RECORDS FOR THIS TASK -
>>>>

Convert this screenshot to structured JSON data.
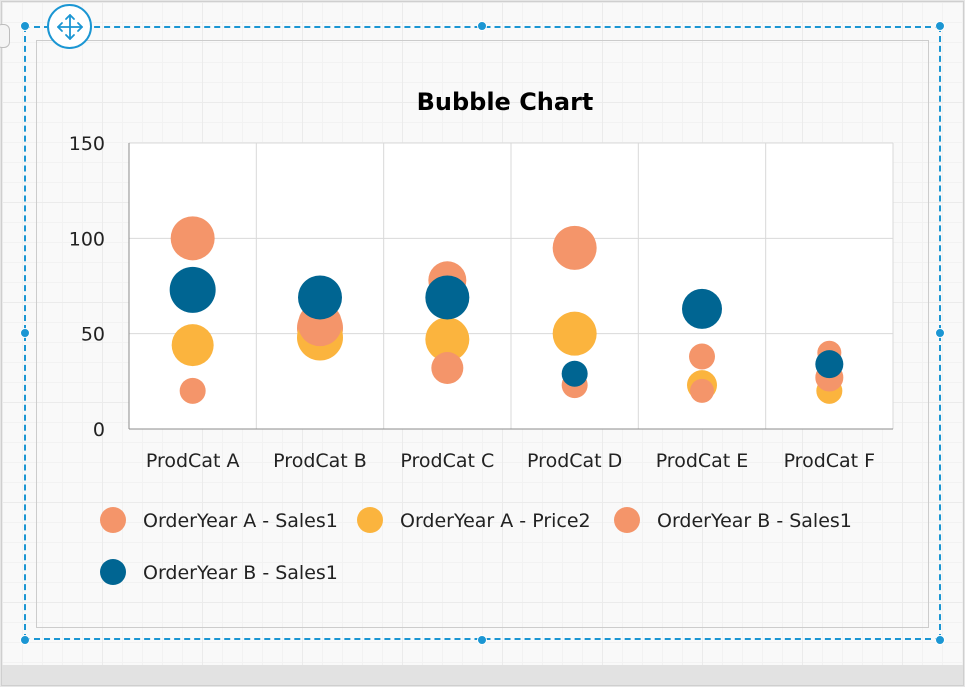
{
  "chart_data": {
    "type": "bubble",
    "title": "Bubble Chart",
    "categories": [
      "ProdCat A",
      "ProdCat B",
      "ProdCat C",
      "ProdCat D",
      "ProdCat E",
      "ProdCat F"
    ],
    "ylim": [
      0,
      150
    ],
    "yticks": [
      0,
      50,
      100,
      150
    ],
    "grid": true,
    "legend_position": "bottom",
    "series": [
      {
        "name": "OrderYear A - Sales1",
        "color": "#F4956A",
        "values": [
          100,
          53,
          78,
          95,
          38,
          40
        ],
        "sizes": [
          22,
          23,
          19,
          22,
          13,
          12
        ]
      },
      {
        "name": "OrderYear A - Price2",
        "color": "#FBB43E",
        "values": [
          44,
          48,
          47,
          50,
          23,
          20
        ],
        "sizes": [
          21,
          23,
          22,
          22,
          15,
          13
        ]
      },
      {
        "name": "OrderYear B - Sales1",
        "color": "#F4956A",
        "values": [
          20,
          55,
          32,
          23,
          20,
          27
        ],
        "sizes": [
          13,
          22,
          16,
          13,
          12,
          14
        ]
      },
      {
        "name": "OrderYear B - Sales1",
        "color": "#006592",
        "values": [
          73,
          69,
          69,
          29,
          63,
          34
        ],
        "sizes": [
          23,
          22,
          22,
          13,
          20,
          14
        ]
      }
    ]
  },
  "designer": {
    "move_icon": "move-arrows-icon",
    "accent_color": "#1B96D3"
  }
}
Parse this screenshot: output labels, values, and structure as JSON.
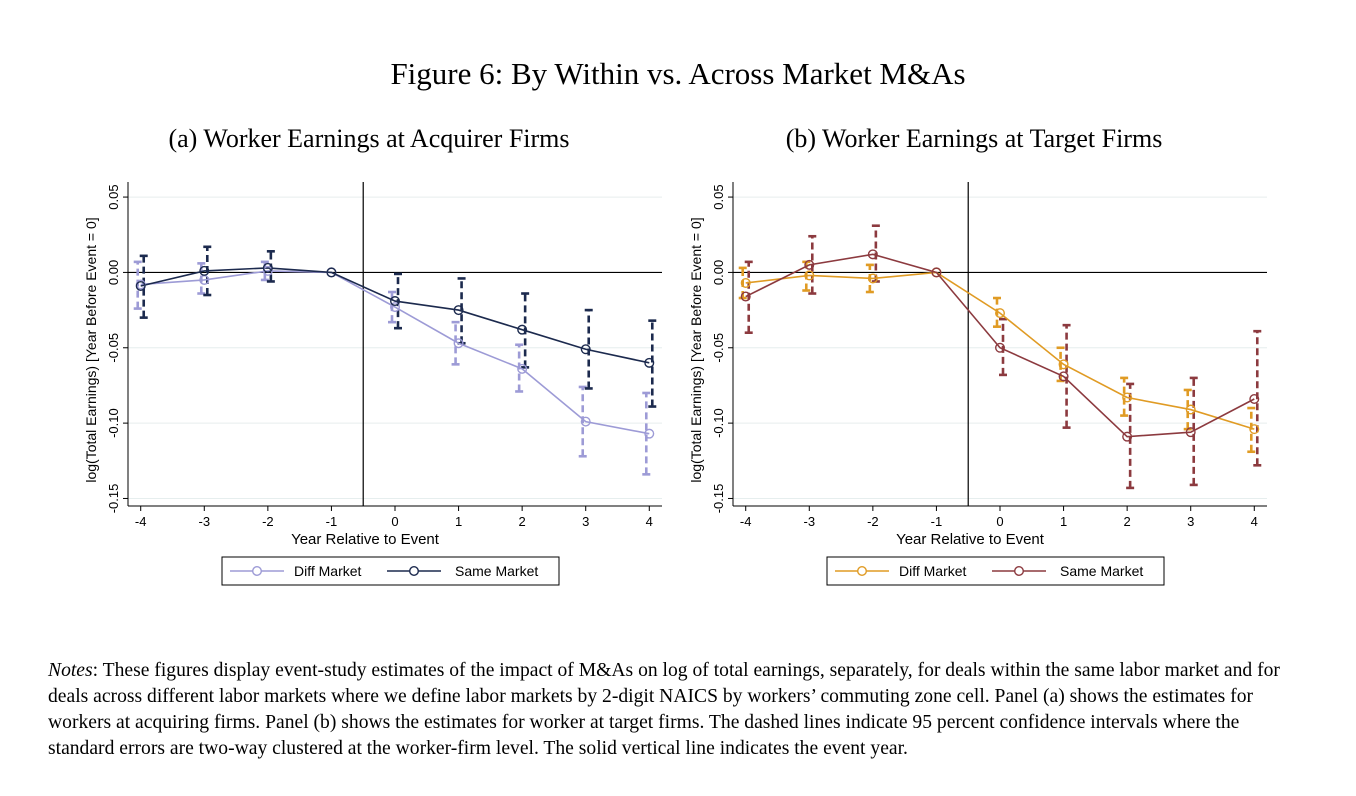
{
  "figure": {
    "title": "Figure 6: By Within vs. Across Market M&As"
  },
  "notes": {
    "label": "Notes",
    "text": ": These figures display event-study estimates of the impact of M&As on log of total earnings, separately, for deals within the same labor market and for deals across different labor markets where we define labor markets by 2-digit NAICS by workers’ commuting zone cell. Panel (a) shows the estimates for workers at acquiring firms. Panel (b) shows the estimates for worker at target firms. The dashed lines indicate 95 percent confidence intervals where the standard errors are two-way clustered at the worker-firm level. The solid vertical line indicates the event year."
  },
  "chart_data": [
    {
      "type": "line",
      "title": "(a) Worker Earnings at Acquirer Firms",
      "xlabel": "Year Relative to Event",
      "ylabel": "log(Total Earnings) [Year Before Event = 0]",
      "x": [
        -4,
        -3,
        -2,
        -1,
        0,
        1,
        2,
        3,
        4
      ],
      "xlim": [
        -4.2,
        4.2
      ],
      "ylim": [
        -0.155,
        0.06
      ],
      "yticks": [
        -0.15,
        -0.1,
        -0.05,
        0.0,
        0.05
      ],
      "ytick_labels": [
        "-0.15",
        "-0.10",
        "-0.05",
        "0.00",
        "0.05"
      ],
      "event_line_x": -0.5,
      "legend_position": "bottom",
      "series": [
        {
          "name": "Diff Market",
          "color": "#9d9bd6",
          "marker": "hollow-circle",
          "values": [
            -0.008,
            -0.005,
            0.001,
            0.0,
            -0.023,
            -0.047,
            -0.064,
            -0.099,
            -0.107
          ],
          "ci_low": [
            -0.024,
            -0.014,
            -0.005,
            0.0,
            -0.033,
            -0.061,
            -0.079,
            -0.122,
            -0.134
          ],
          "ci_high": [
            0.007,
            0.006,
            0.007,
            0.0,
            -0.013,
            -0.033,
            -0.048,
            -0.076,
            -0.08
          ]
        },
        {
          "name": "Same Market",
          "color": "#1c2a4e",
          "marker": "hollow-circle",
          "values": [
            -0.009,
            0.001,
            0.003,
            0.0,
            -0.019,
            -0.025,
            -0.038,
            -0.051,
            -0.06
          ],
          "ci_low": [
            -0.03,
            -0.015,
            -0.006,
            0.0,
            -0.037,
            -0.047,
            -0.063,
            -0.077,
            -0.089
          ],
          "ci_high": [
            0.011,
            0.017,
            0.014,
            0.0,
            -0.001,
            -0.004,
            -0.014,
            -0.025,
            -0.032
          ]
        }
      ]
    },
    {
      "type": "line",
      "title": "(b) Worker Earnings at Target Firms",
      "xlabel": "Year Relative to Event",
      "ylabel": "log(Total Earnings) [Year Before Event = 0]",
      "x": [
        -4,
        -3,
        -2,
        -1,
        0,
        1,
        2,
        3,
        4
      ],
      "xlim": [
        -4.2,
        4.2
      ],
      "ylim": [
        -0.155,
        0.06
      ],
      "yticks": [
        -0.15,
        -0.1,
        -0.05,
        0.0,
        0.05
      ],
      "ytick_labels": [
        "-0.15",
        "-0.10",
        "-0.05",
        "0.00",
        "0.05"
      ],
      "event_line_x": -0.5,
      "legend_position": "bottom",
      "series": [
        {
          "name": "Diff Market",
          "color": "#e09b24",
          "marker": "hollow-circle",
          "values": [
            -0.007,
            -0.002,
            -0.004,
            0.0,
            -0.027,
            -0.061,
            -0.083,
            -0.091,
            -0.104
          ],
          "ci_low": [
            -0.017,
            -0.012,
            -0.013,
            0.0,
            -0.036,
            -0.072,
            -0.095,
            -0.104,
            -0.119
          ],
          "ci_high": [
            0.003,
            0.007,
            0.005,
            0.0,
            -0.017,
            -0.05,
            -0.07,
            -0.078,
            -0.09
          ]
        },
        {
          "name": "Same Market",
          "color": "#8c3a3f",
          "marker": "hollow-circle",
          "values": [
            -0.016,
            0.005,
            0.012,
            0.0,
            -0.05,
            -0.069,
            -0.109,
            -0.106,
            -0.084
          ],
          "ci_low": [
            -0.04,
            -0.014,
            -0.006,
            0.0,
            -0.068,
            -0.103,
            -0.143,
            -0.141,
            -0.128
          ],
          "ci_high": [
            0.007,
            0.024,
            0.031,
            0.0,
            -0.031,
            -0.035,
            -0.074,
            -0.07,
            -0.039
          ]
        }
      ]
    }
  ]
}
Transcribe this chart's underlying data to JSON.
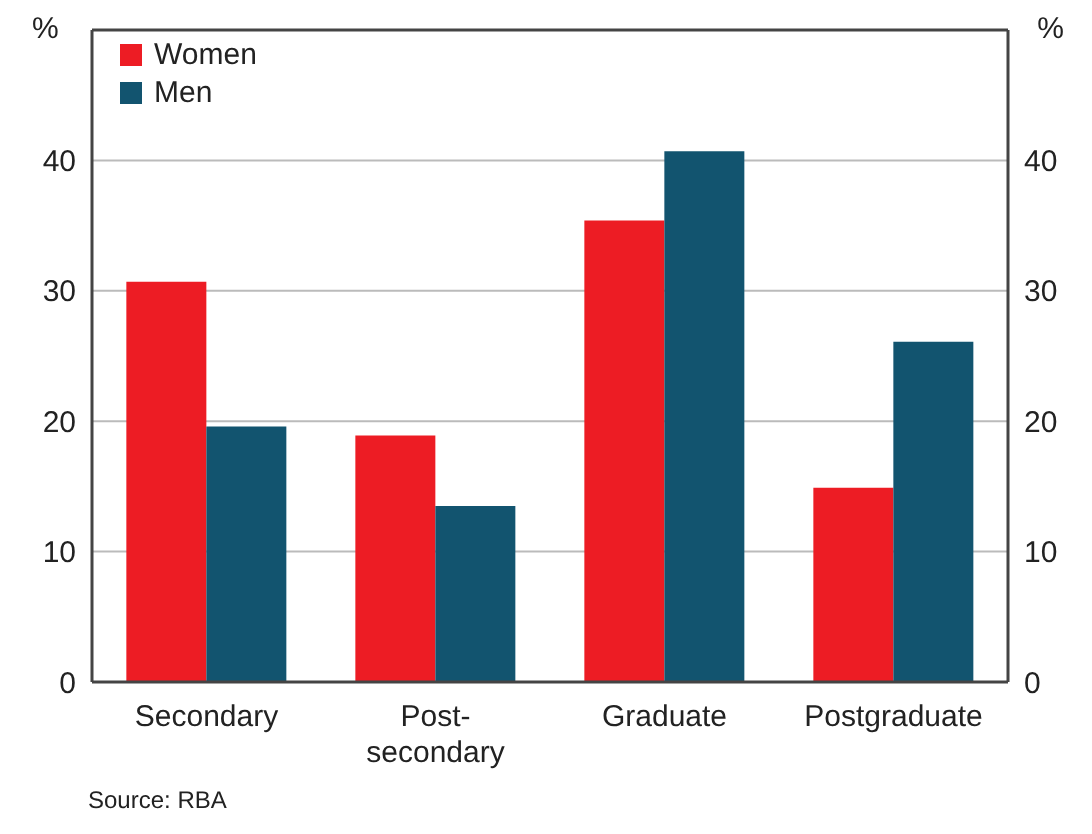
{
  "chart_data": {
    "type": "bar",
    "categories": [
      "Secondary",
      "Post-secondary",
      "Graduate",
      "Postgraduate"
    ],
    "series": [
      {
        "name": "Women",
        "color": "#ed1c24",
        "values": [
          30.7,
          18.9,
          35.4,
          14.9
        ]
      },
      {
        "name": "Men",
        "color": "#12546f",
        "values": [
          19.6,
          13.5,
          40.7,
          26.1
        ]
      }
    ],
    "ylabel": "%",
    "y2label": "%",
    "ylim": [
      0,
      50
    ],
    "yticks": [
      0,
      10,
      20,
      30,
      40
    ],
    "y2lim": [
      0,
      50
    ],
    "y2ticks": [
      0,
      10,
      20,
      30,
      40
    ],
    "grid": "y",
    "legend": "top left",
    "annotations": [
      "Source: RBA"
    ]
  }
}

<<<<

TASK DETAILS - Write out the whole listing exactly, and drop the pictures.

SOLUTION BELOW -
Convert this screenshot to structured JSON data.
{
  "chart_data": {
    "type": "bubble",
    "title": "Bubble Chart",
    "categories": [
      "ProdCat A",
      "ProdCat B",
      "ProdCat C",
      "ProdCat D",
      "ProdCat E",
      "ProdCat F"
    ],
    "ylim": [
      0,
      150
    ],
    "yticks": [
      0,
      50,
      100,
      150
    ],
    "grid": true,
    "legend_position": "bottom",
    "series": [
      {
        "name": "OrderYear A - Sales1",
        "color": "#F4956A",
        "values": [
          100,
          53,
          78,
          95,
          38,
          40
        ],
        "sizes": [
          22,
          23,
          19,
          22,
          13,
          12
        ]
      },
      {
        "name": "OrderYear A - Price2",
        "color": "#FBB43E",
        "values": [
          44,
          48,
          47,
          50,
          23,
          20
        ],
        "sizes": [
          21,
          23,
          22,
          22,
          15,
          13
        ]
      },
      {
        "name": "OrderYear B - Sales1",
        "color": "#F4956A",
        "values": [
          20,
          55,
          32,
          23,
          20,
          27
        ],
        "sizes": [
          13,
          22,
          16,
          13,
          12,
          14
        ]
      },
      {
        "name": "OrderYear B - Sales1",
        "color": "#006592",
        "values": [
          73,
          69,
          69,
          29,
          63,
          34
        ],
        "sizes": [
          23,
          22,
          22,
          13,
          20,
          14
        ]
      }
    ]
  },
  "designer": {
    "move_icon": "move-arrows-icon",
    "accent_color": "#1B96D3"
  }
}
Parse this screenshot: output labels, values, and structure as JSON.
{
  "figure": {
    "title": "Figure 6: By Within vs. Across Market M&As"
  },
  "notes": {
    "label": "Notes",
    "text": ": These figures display event-study estimates of the impact of M&As on log of total earnings, separately, for deals within the same labor market and for deals across different labor markets where we define labor markets by 2-digit NAICS by workers’ commuting zone cell. Panel (a) shows the estimates for workers at acquiring firms. Panel (b) shows the estimates for worker at target firms. The dashed lines indicate 95 percent confidence intervals where the standard errors are two-way clustered at the worker-firm level. The solid vertical line indicates the event year."
  },
  "chart_data": [
    {
      "type": "line",
      "title": "(a) Worker Earnings at Acquirer Firms",
      "xlabel": "Year Relative to Event",
      "ylabel": "log(Total Earnings) [Year Before Event = 0]",
      "x": [
        -4,
        -3,
        -2,
        -1,
        0,
        1,
        2,
        3,
        4
      ],
      "xlim": [
        -4.2,
        4.2
      ],
      "ylim": [
        -0.155,
        0.06
      ],
      "yticks": [
        -0.15,
        -0.1,
        -0.05,
        0.0,
        0.05
      ],
      "ytick_labels": [
        "-0.15",
        "-0.10",
        "-0.05",
        "0.00",
        "0.05"
      ],
      "event_line_x": -0.5,
      "legend_position": "bottom",
      "series": [
        {
          "name": "Diff Market",
          "color": "#9d9bd6",
          "marker": "hollow-circle",
          "values": [
            -0.008,
            -0.005,
            0.001,
            0.0,
            -0.023,
            -0.047,
            -0.064,
            -0.099,
            -0.107
          ],
          "ci_low": [
            -0.024,
            -0.014,
            -0.005,
            0.0,
            -0.033,
            -0.061,
            -0.079,
            -0.122,
            -0.134
          ],
          "ci_high": [
            0.007,
            0.006,
            0.007,
            0.0,
            -0.013,
            -0.033,
            -0.048,
            -0.076,
            -0.08
          ]
        },
        {
          "name": "Same Market",
          "color": "#1c2a4e",
          "marker": "hollow-circle",
          "values": [
            -0.009,
            0.001,
            0.003,
            0.0,
            -0.019,
            -0.025,
            -0.038,
            -0.051,
            -0.06
          ],
          "ci_low": [
            -0.03,
            -0.015,
            -0.006,
            0.0,
            -0.037,
            -0.047,
            -0.063,
            -0.077,
            -0.089
          ],
          "ci_high": [
            0.011,
            0.017,
            0.014,
            0.0,
            -0.001,
            -0.004,
            -0.014,
            -0.025,
            -0.032
          ]
        }
      ]
    },
    {
      "type": "line",
      "title": "(b) Worker Earnings at Target Firms",
      "xlabel": "Year Relative to Event",
      "ylabel": "log(Total Earnings) [Year Before Event = 0]",
      "x": [
        -4,
        -3,
        -2,
        -1,
        0,
        1,
        2,
        3,
        4
      ],
      "xlim": [
        -4.2,
        4.2
      ],
      "ylim": [
        -0.155,
        0.06
      ],
      "yticks": [
        -0.15,
        -0.1,
        -0.05,
        0.0,
        0.05
      ],
      "ytick_labels": [
        "-0.15",
        "-0.10",
        "-0.05",
        "0.00",
        "0.05"
      ],
      "event_line_x": -0.5,
      "legend_position": "bottom",
      "series": [
        {
          "name": "Diff Market",
          "color": "#e09b24",
          "marker": "hollow-circle",
          "values": [
            -0.007,
            -0.002,
            -0.004,
            0.0,
            -0.027,
            -0.061,
            -0.083,
            -0.091,
            -0.104
          ],
          "ci_low": [
            -0.017,
            -0.012,
            -0.013,
            0.0,
            -0.036,
            -0.072,
            -0.095,
            -0.104,
            -0.119
          ],
          "ci_high": [
            0.003,
            0.007,
            0.005,
            0.0,
            -0.017,
            -0.05,
            -0.07,
            -0.078,
            -0.09
          ]
        },
        {
          "name": "Same Market",
          "color": "#8c3a3f",
          "marker": "hollow-circle",
          "values": [
            -0.016,
            0.005,
            0.012,
            0.0,
            -0.05,
            -0.069,
            -0.109,
            -0.106,
            -0.084
          ],
          "ci_low": [
            -0.04,
            -0.014,
            -0.006,
            0.0,
            -0.068,
            -0.103,
            -0.143,
            -0.141,
            -0.128
          ],
          "ci_high": [
            0.007,
            0.024,
            0.031,
            0.0,
            -0.031,
            -0.035,
            -0.074,
            -0.07,
            -0.039
          ]
        }
      ]
    }
  ]
}
Transcribe this chart's underlying data to JSON.
{
  "chart_data": {
    "type": "bar",
    "categories": [
      "Secondary",
      "Post-secondary",
      "Graduate",
      "Postgraduate"
    ],
    "series": [
      {
        "name": "Women",
        "color": "#ed1c24",
        "values": [
          30.7,
          18.9,
          35.4,
          14.9
        ]
      },
      {
        "name": "Men",
        "color": "#12546f",
        "values": [
          19.6,
          13.5,
          40.7,
          26.1
        ]
      }
    ],
    "ylabel": "%",
    "y2label": "%",
    "ylim": [
      0,
      50
    ],
    "yticks": [
      0,
      10,
      20,
      30,
      40
    ],
    "y2lim": [
      0,
      50
    ],
    "y2ticks": [
      0,
      10,
      20,
      30,
      40
    ],
    "grid": "y",
    "legend": "top left",
    "annotations": [
      "Source: RBA"
    ]
  }
}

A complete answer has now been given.